§ **Problem description**: Search the material below for the string "ylabel" and list each line that holds it.

══════

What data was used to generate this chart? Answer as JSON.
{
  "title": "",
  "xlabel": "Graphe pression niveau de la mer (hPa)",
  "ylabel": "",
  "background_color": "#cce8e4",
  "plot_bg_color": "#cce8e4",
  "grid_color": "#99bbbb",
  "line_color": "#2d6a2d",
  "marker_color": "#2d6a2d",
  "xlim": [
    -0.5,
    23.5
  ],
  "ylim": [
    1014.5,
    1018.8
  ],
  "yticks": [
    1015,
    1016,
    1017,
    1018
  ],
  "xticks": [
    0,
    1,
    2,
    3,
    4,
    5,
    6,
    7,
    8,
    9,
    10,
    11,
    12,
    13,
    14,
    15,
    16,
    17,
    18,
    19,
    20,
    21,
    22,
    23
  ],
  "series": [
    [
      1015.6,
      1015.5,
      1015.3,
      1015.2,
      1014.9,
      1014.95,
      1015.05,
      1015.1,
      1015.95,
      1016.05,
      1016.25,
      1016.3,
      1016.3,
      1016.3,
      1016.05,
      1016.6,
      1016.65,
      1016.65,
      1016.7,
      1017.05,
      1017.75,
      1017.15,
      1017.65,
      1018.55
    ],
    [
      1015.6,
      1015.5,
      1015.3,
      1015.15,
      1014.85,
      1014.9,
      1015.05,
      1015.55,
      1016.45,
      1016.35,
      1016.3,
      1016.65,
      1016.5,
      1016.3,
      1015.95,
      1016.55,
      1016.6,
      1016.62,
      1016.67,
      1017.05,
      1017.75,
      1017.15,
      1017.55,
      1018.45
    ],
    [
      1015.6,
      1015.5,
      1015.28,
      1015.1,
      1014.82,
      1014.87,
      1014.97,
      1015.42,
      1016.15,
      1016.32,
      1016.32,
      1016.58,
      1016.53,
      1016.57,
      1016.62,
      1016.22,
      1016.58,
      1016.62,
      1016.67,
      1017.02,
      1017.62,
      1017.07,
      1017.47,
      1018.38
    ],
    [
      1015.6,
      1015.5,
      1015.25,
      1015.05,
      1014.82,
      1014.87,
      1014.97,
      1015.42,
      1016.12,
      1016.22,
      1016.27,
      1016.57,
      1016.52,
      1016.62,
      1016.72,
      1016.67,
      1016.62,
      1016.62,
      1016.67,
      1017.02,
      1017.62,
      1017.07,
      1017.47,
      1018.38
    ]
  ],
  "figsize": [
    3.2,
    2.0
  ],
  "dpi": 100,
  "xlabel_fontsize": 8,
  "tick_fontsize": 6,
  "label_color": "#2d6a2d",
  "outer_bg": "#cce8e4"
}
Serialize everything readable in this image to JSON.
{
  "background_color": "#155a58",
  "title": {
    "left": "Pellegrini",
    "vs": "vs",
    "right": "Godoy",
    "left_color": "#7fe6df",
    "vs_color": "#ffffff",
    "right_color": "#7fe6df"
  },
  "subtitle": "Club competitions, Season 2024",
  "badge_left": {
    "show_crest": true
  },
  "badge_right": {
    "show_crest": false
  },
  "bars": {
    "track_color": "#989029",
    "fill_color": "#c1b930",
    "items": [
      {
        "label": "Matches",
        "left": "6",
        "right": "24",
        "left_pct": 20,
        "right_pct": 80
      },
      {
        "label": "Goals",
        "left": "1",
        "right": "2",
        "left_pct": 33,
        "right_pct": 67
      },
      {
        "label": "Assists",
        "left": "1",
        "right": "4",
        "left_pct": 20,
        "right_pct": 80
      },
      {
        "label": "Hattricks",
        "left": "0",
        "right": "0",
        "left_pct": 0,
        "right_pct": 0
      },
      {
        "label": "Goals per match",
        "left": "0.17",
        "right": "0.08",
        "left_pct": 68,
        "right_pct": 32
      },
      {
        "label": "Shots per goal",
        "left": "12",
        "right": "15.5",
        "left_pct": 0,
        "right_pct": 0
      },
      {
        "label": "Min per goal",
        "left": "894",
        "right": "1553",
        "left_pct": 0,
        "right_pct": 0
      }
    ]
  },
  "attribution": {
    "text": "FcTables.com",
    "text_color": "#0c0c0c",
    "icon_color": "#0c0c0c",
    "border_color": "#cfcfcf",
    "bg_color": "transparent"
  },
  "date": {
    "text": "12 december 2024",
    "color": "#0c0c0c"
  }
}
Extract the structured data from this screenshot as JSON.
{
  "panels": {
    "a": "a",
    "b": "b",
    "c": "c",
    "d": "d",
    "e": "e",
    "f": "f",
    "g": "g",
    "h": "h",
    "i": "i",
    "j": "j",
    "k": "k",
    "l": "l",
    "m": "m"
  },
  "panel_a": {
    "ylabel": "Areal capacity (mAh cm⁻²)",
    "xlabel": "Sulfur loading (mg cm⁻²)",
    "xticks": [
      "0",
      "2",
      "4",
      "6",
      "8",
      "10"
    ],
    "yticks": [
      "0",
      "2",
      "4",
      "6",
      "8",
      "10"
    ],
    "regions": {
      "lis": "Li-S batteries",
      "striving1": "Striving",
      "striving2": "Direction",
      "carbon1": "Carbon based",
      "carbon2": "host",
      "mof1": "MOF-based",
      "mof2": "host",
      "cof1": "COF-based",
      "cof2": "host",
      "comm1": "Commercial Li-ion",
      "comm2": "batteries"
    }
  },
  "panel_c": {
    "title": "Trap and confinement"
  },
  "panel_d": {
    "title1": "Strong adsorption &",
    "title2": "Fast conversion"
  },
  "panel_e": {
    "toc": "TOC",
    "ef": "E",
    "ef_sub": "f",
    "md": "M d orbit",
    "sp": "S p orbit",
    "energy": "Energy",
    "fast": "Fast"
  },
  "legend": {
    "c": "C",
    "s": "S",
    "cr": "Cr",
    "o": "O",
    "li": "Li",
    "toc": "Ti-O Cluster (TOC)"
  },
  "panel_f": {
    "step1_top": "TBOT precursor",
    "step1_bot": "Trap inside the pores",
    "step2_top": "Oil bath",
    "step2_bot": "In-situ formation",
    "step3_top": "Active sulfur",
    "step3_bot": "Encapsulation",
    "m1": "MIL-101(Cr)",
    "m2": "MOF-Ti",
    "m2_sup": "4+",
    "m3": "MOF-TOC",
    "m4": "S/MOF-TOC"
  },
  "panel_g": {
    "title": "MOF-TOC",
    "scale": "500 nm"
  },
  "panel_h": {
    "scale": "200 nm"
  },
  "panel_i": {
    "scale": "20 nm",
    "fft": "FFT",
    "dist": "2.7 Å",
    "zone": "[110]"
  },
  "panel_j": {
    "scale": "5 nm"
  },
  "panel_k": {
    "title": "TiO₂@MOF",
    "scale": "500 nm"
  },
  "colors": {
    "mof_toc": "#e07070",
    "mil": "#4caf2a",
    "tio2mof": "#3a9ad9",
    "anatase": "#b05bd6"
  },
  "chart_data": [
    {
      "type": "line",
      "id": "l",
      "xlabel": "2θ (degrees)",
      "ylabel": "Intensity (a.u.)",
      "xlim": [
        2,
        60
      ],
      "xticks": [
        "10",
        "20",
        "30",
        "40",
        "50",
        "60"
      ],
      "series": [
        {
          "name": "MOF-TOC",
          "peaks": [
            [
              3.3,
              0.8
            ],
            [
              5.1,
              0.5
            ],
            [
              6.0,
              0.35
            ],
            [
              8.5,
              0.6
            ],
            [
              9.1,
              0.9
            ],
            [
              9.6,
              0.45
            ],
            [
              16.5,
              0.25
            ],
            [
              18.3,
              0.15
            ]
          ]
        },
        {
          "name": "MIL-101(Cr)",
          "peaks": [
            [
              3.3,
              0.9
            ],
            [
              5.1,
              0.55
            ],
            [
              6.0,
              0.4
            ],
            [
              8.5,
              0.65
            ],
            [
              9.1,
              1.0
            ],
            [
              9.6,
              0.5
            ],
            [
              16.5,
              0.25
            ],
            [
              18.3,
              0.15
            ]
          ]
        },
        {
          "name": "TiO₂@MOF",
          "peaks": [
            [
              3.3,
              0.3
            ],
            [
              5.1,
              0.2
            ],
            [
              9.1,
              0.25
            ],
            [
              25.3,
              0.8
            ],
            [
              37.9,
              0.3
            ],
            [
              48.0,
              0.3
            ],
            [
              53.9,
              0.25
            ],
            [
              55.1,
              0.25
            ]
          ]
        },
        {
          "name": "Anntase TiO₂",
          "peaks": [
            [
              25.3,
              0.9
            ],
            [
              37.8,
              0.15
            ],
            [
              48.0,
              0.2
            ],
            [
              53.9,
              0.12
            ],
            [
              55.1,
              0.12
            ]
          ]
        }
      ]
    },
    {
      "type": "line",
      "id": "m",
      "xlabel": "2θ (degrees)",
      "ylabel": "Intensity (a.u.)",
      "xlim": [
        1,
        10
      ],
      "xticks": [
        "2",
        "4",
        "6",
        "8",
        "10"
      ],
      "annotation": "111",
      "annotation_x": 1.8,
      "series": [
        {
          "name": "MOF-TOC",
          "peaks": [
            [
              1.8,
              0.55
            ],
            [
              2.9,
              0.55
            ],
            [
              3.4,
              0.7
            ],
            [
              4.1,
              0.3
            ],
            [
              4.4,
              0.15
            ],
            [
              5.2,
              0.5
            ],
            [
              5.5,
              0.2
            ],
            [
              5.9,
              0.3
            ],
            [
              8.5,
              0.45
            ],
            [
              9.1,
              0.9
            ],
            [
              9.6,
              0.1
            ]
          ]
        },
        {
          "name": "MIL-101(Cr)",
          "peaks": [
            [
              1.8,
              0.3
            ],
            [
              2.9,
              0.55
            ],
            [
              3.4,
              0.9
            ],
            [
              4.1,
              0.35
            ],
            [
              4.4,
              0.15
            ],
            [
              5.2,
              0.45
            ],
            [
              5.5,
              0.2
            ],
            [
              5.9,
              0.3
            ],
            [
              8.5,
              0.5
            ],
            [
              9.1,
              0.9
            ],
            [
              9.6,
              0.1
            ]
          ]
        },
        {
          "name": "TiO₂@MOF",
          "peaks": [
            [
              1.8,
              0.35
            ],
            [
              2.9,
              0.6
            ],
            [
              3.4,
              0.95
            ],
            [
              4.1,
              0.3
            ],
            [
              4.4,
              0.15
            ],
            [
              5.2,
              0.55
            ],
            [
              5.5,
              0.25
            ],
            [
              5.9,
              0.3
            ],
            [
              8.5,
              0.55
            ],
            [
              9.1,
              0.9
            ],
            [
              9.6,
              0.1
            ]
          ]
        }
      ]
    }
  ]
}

══════

§ **Complete answer**:
  "ylabel": "",
    "ylabel": "Areal capacity (mAh cm⁻²)",
      "ylabel": "Intensity (a.u.)",
      "ylabel": "Intensity (a.u.)",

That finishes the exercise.